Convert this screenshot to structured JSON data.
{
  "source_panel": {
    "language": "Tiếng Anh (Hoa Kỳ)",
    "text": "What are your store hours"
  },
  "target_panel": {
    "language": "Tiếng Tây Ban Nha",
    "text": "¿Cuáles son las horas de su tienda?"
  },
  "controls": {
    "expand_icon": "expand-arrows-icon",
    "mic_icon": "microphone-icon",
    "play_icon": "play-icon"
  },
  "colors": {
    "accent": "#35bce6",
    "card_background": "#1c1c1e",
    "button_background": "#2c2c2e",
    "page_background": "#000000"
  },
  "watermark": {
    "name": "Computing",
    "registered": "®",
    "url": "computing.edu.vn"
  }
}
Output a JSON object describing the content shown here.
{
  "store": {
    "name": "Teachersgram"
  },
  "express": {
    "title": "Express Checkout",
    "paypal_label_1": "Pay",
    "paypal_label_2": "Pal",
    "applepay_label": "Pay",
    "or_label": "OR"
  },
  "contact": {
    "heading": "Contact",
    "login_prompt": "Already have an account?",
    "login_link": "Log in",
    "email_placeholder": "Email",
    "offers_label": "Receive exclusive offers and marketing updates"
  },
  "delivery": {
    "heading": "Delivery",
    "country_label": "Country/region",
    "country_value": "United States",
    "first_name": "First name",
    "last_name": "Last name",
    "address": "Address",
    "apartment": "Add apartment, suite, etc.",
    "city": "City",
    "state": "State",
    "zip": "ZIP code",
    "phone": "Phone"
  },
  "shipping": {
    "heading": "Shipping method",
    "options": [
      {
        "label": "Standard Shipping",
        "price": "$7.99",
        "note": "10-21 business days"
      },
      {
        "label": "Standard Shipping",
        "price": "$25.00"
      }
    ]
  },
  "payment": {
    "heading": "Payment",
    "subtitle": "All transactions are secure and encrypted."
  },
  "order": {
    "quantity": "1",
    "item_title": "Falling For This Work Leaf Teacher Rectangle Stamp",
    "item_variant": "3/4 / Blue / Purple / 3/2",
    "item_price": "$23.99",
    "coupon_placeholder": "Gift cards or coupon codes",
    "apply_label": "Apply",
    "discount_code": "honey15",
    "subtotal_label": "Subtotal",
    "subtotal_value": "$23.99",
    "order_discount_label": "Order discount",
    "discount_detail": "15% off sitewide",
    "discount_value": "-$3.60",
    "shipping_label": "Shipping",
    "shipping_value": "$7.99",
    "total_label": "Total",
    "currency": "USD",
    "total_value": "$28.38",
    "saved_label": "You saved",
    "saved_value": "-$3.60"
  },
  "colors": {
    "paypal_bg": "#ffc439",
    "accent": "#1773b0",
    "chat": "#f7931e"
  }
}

What to produce:
Select, from the listing, all lines that include the word "JSON".

Solved exercise:
Convert this screenshot to structured JSON data.
Output a JSON object describing the content shown here.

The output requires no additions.